TASK PROMPT
Extract each line from the entries below that has the string "would" in it.

PROVIDED RECORDS
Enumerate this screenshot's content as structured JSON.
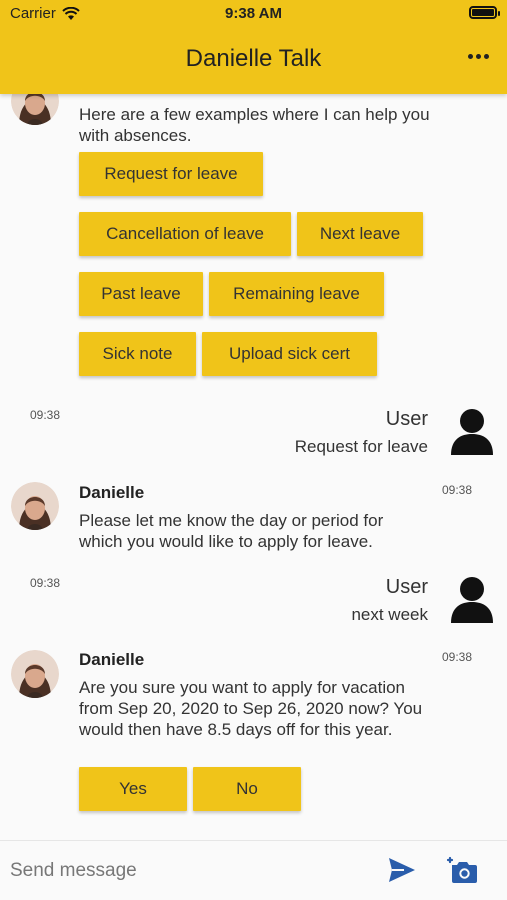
{
  "status_bar": {
    "carrier": "Carrier",
    "time": "9:38 AM"
  },
  "header": {
    "title": "Danielle Talk",
    "menu_icon": "more-horizontal-icon"
  },
  "messages": {
    "intro": {
      "text": "Here are a few examples where I can help you with absences.",
      "options": [
        "Request for leave",
        "Cancellation of leave",
        "Next leave",
        "Past leave",
        "Remaining leave",
        "Sick note",
        "Upload sick cert"
      ]
    },
    "user1": {
      "time": "09:38",
      "name": "User",
      "text": "Request for leave"
    },
    "bot2": {
      "name": "Danielle",
      "time": "09:38",
      "text": "Please let me know the day or period for which you would like to apply for leave."
    },
    "user2": {
      "time": "09:38",
      "name": "User",
      "text": "next week"
    },
    "bot3": {
      "name": "Danielle",
      "time": "09:38",
      "text": "Are you sure you want to apply for vacation from Sep 20, 2020 to Sep 26, 2020 now? You would then have 8.5 days off for this year.",
      "options": [
        "Yes",
        "No"
      ]
    }
  },
  "composer": {
    "placeholder": "Send message",
    "send_icon": "send-icon",
    "camera_icon": "add-photo-icon"
  },
  "colors": {
    "accent": "#f0c419",
    "background": "#fafafa",
    "text": "#333333"
  }
}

RIGHT ANSWER
      "text": "Please let me know the day or period for which you would like to apply for leave."
      "text": "Are you sure you want to apply for vacation from Sep 20, 2020 to Sep 26, 2020 now? You would then have 8.5 days off for this year.",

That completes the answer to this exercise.